EXCERPTED RECORDS:
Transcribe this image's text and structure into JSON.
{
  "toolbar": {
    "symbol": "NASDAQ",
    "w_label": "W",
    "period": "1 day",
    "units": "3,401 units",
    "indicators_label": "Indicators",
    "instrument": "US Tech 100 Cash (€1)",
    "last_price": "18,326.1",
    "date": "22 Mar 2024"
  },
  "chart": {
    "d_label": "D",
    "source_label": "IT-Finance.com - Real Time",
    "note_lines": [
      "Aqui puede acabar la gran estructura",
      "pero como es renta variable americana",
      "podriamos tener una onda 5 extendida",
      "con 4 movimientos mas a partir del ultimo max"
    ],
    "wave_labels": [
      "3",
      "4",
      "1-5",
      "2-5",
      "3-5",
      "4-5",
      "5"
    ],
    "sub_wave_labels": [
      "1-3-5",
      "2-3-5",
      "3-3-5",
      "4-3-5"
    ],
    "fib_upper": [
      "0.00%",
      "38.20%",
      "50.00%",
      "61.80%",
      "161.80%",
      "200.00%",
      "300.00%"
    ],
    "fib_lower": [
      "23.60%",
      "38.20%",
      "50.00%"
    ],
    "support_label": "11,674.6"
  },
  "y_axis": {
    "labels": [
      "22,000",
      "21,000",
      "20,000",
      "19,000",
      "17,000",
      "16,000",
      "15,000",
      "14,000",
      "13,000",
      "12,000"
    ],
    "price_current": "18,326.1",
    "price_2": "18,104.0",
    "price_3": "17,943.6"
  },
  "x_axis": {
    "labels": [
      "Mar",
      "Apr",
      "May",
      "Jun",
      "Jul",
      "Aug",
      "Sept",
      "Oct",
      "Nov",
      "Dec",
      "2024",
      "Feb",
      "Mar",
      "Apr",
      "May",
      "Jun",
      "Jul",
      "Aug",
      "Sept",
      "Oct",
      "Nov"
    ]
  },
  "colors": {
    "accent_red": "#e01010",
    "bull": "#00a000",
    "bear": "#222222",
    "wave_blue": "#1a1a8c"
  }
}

PROMPT:
Repeat the whole listing exactly, keeping every line intact.

RESPONSE BELOW:
Transcribe this image's text and structure into JSON.
{
  "toolbar": {
    "symbol": "NASDAQ",
    "w_label": "W",
    "period": "1 day",
    "units": "3,401 units",
    "indicators_label": "Indicators",
    "instrument": "US Tech 100 Cash (€1)",
    "last_price": "18,326.1",
    "date": "22 Mar 2024"
  },
  "chart": {
    "d_label": "D",
    "source_label": "IT-Finance.com - Real Time",
    "note_lines": [
      "Aqui puede acabar la gran estructura",
      "pero como es renta variable americana",
      "podriamos tener una onda 5 extendida",
      "con 4 movimientos mas a partir del ultimo max"
    ],
    "wave_labels": [
      "3",
      "4",
      "1-5",
      "2-5",
      "3-5",
      "4-5",
      "5"
    ],
    "sub_wave_labels": [
      "1-3-5",
      "2-3-5",
      "3-3-5",
      "4-3-5"
    ],
    "fib_upper": [
      "0.00%",
      "38.20%",
      "50.00%",
      "61.80%",
      "161.80%",
      "200.00%",
      "300.00%"
    ],
    "fib_lower": [
      "23.60%",
      "38.20%",
      "50.00%"
    ],
    "support_label": "11,674.6"
  },
  "y_axis": {
    "labels": [
      "22,000",
      "21,000",
      "20,000",
      "19,000",
      "17,000",
      "16,000",
      "15,000",
      "14,000",
      "13,000",
      "12,000"
    ],
    "price_current": "18,326.1",
    "price_2": "18,104.0",
    "price_3": "17,943.6"
  },
  "x_axis": {
    "labels": [
      "Mar",
      "Apr",
      "May",
      "Jun",
      "Jul",
      "Aug",
      "Sept",
      "Oct",
      "Nov",
      "Dec",
      "2024",
      "Feb",
      "Mar",
      "Apr",
      "May",
      "Jun",
      "Jul",
      "Aug",
      "Sept",
      "Oct",
      "Nov"
    ]
  },
  "colors": {
    "accent_red": "#e01010",
    "bull": "#00a000",
    "bear": "#222222",
    "wave_blue": "#1a1a8c"
  }
}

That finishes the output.